- **STORED RECORDS**
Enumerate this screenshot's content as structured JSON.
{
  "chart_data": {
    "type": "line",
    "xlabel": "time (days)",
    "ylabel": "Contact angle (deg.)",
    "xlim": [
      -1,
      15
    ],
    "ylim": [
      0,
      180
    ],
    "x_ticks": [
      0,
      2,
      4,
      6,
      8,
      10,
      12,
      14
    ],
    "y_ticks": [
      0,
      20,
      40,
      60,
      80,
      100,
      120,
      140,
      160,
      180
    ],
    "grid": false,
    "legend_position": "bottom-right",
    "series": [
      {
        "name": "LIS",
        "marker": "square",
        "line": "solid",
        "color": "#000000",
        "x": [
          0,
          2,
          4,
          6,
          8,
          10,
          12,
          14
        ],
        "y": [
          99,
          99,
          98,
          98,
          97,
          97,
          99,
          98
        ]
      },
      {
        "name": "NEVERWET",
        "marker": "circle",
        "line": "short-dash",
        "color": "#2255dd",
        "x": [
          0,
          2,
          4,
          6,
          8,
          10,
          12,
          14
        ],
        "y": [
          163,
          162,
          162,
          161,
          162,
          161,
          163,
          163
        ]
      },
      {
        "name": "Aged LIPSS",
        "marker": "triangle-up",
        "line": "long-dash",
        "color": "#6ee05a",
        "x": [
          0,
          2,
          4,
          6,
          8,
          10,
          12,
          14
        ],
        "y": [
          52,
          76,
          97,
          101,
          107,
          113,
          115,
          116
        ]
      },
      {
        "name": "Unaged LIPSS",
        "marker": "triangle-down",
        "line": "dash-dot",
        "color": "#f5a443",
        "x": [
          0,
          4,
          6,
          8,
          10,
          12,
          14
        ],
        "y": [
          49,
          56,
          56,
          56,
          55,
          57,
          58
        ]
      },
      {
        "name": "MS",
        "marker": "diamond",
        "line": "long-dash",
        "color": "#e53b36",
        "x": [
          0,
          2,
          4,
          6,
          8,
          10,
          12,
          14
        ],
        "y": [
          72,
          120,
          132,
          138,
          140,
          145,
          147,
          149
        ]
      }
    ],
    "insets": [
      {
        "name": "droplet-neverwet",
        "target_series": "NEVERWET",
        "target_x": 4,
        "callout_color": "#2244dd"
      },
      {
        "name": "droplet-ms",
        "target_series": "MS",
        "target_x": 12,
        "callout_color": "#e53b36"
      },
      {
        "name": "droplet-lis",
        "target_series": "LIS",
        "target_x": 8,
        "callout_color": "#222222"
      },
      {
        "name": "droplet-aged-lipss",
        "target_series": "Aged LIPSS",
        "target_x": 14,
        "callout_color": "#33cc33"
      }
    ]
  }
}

- **THE REQUEST**
Reproduce every line of the data verbatim.

- **SOLUTION FOR THIS EXERCISE**
Enumerate this screenshot's content as structured JSON.
{
  "chart_data": {
    "type": "line",
    "xlabel": "time (days)",
    "ylabel": "Contact angle (deg.)",
    "xlim": [
      -1,
      15
    ],
    "ylim": [
      0,
      180
    ],
    "x_ticks": [
      0,
      2,
      4,
      6,
      8,
      10,
      12,
      14
    ],
    "y_ticks": [
      0,
      20,
      40,
      60,
      80,
      100,
      120,
      140,
      160,
      180
    ],
    "grid": false,
    "legend_position": "bottom-right",
    "series": [
      {
        "name": "LIS",
        "marker": "square",
        "line": "solid",
        "color": "#000000",
        "x": [
          0,
          2,
          4,
          6,
          8,
          10,
          12,
          14
        ],
        "y": [
          99,
          99,
          98,
          98,
          97,
          97,
          99,
          98
        ]
      },
      {
        "name": "NEVERWET",
        "marker": "circle",
        "line": "short-dash",
        "color": "#2255dd",
        "x": [
          0,
          2,
          4,
          6,
          8,
          10,
          12,
          14
        ],
        "y": [
          163,
          162,
          162,
          161,
          162,
          161,
          163,
          163
        ]
      },
      {
        "name": "Aged LIPSS",
        "marker": "triangle-up",
        "line": "long-dash",
        "color": "#6ee05a",
        "x": [
          0,
          2,
          4,
          6,
          8,
          10,
          12,
          14
        ],
        "y": [
          52,
          76,
          97,
          101,
          107,
          113,
          115,
          116
        ]
      },
      {
        "name": "Unaged LIPSS",
        "marker": "triangle-down",
        "line": "dash-dot",
        "color": "#f5a443",
        "x": [
          0,
          4,
          6,
          8,
          10,
          12,
          14
        ],
        "y": [
          49,
          56,
          56,
          56,
          55,
          57,
          58
        ]
      },
      {
        "name": "MS",
        "marker": "diamond",
        "line": "long-dash",
        "color": "#e53b36",
        "x": [
          0,
          2,
          4,
          6,
          8,
          10,
          12,
          14
        ],
        "y": [
          72,
          120,
          132,
          138,
          140,
          145,
          147,
          149
        ]
      }
    ],
    "insets": [
      {
        "name": "droplet-neverwet",
        "target_series": "NEVERWET",
        "target_x": 4,
        "callout_color": "#2244dd"
      },
      {
        "name": "droplet-ms",
        "target_series": "MS",
        "target_x": 12,
        "callout_color": "#e53b36"
      },
      {
        "name": "droplet-lis",
        "target_series": "LIS",
        "target_x": 8,
        "callout_color": "#222222"
      },
      {
        "name": "droplet-aged-lipss",
        "target_series": "Aged LIPSS",
        "target_x": 14,
        "callout_color": "#33cc33"
      }
    ]
  }
}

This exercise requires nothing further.